Stored data:
__________

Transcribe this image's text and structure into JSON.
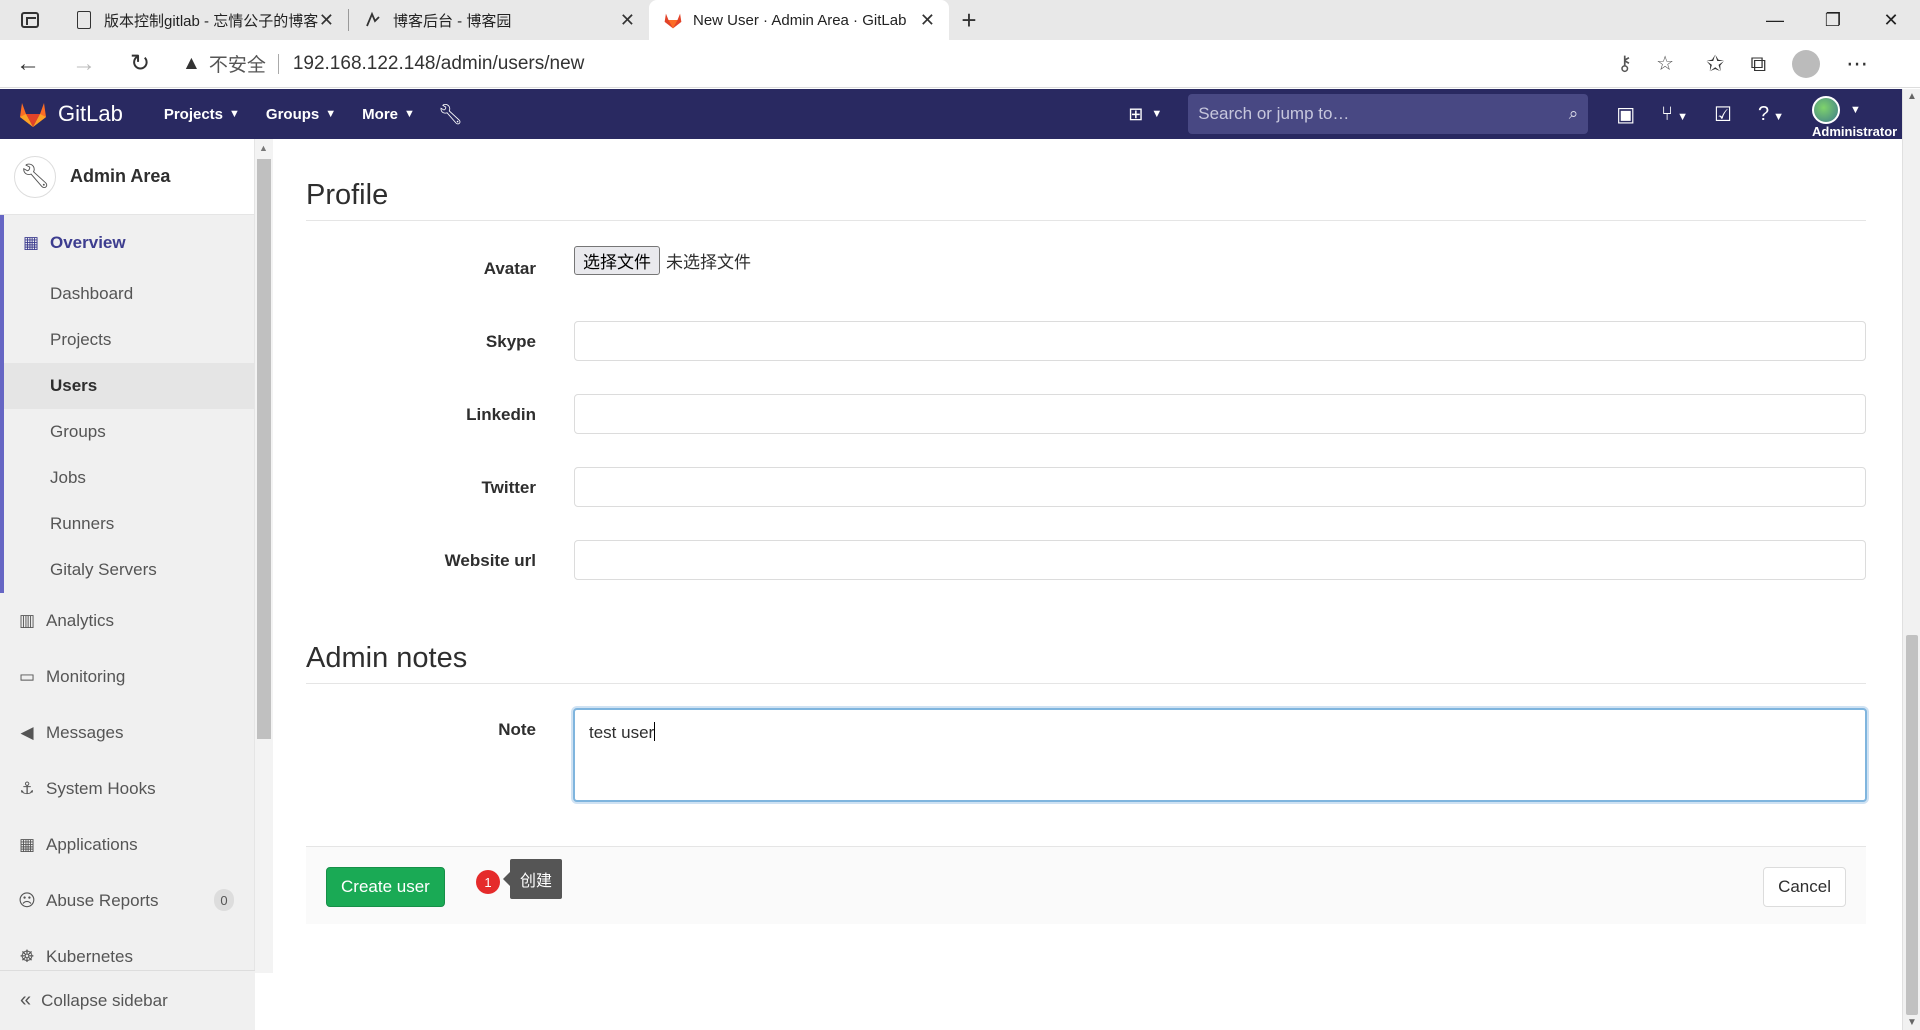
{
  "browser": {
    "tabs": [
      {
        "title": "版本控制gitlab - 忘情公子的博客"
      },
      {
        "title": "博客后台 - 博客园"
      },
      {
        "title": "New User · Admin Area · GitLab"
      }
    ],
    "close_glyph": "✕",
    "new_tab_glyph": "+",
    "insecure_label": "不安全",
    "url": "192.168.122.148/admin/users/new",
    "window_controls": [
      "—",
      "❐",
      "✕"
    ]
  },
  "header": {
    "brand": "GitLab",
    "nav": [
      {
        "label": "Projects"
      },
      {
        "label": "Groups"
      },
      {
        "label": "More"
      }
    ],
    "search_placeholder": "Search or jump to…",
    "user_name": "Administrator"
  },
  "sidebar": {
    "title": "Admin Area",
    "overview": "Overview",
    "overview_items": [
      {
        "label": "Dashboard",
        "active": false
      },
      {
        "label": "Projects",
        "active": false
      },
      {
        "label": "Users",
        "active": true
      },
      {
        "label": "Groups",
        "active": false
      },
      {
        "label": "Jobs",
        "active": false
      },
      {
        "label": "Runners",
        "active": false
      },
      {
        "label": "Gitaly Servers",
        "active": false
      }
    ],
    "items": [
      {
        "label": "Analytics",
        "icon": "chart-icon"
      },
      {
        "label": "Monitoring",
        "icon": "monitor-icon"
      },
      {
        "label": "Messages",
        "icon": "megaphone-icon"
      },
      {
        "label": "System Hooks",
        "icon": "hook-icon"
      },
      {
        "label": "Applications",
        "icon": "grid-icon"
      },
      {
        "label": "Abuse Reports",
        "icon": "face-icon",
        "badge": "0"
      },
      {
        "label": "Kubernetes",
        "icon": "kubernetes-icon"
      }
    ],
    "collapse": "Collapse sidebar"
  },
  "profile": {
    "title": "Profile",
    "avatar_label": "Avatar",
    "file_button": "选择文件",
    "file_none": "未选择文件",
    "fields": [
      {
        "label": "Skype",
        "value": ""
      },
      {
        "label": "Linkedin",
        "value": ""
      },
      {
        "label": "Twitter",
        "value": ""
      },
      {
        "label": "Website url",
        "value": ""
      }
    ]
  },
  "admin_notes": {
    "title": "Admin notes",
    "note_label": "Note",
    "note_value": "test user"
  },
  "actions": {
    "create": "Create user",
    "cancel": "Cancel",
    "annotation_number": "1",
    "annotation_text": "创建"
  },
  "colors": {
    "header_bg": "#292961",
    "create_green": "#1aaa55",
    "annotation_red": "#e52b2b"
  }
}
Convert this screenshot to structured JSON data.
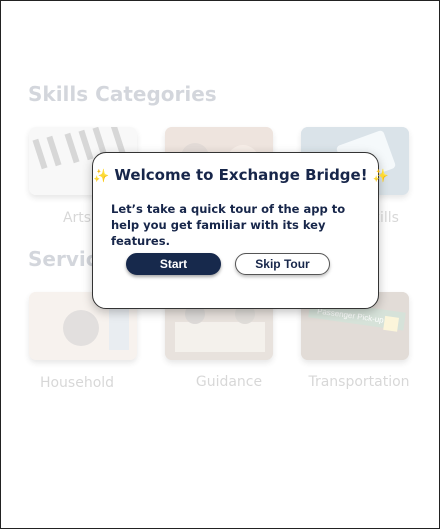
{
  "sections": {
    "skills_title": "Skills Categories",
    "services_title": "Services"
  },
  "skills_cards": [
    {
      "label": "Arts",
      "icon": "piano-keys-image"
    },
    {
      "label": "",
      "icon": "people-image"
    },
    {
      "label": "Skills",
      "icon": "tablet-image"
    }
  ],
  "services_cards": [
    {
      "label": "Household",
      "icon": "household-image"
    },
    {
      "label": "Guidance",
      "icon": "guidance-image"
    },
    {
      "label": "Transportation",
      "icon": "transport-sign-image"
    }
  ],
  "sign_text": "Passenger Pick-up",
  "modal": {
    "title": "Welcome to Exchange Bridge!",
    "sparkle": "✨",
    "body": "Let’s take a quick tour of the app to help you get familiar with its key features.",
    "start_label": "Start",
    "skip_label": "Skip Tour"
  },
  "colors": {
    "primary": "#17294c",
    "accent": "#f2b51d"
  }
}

__________

REQUIREMENTS.
Copy the listing in full and without alteration, omitting every picture.

EXERCISE RESPONSE.
Transcribe this image's text and structure into JSON.
{
  "browser": {
    "tabs": [
      {
        "title": "版本控制gitlab - 忘情公子的博客"
      },
      {
        "title": "博客后台 - 博客园"
      },
      {
        "title": "New User · Admin Area · GitLab"
      }
    ],
    "close_glyph": "✕",
    "new_tab_glyph": "+",
    "insecure_label": "不安全",
    "url": "192.168.122.148/admin/users/new",
    "window_controls": [
      "—",
      "❐",
      "✕"
    ]
  },
  "header": {
    "brand": "GitLab",
    "nav": [
      {
        "label": "Projects"
      },
      {
        "label": "Groups"
      },
      {
        "label": "More"
      }
    ],
    "search_placeholder": "Search or jump to…",
    "user_name": "Administrator"
  },
  "sidebar": {
    "title": "Admin Area",
    "overview": "Overview",
    "overview_items": [
      {
        "label": "Dashboard",
        "active": false
      },
      {
        "label": "Projects",
        "active": false
      },
      {
        "label": "Users",
        "active": true
      },
      {
        "label": "Groups",
        "active": false
      },
      {
        "label": "Jobs",
        "active": false
      },
      {
        "label": "Runners",
        "active": false
      },
      {
        "label": "Gitaly Servers",
        "active": false
      }
    ],
    "items": [
      {
        "label": "Analytics",
        "icon": "chart-icon"
      },
      {
        "label": "Monitoring",
        "icon": "monitor-icon"
      },
      {
        "label": "Messages",
        "icon": "megaphone-icon"
      },
      {
        "label": "System Hooks",
        "icon": "hook-icon"
      },
      {
        "label": "Applications",
        "icon": "grid-icon"
      },
      {
        "label": "Abuse Reports",
        "icon": "face-icon",
        "badge": "0"
      },
      {
        "label": "Kubernetes",
        "icon": "kubernetes-icon"
      }
    ],
    "collapse": "Collapse sidebar"
  },
  "profile": {
    "title": "Profile",
    "avatar_label": "Avatar",
    "file_button": "选择文件",
    "file_none": "未选择文件",
    "fields": [
      {
        "label": "Skype",
        "value": ""
      },
      {
        "label": "Linkedin",
        "value": ""
      },
      {
        "label": "Twitter",
        "value": ""
      },
      {
        "label": "Website url",
        "value": ""
      }
    ]
  },
  "admin_notes": {
    "title": "Admin notes",
    "note_label": "Note",
    "note_value": "test user"
  },
  "actions": {
    "create": "Create user",
    "cancel": "Cancel",
    "annotation_number": "1",
    "annotation_text": "创建"
  },
  "colors": {
    "header_bg": "#292961",
    "create_green": "#1aaa55",
    "annotation_red": "#e52b2b"
  }
}
Convert this screenshot to structured JSON data.
{
  "sections": {
    "skills_title": "Skills Categories",
    "services_title": "Services"
  },
  "skills_cards": [
    {
      "label": "Arts",
      "icon": "piano-keys-image"
    },
    {
      "label": "",
      "icon": "people-image"
    },
    {
      "label": "Skills",
      "icon": "tablet-image"
    }
  ],
  "services_cards": [
    {
      "label": "Household",
      "icon": "household-image"
    },
    {
      "label": "Guidance",
      "icon": "guidance-image"
    },
    {
      "label": "Transportation",
      "icon": "transport-sign-image"
    }
  ],
  "sign_text": "Passenger Pick-up",
  "modal": {
    "title": "Welcome to Exchange Bridge!",
    "sparkle": "✨",
    "body": "Let’s take a quick tour of the app to help you get familiar with its key features.",
    "start_label": "Start",
    "skip_label": "Skip Tour"
  },
  "colors": {
    "primary": "#17294c",
    "accent": "#f2b51d"
  }
}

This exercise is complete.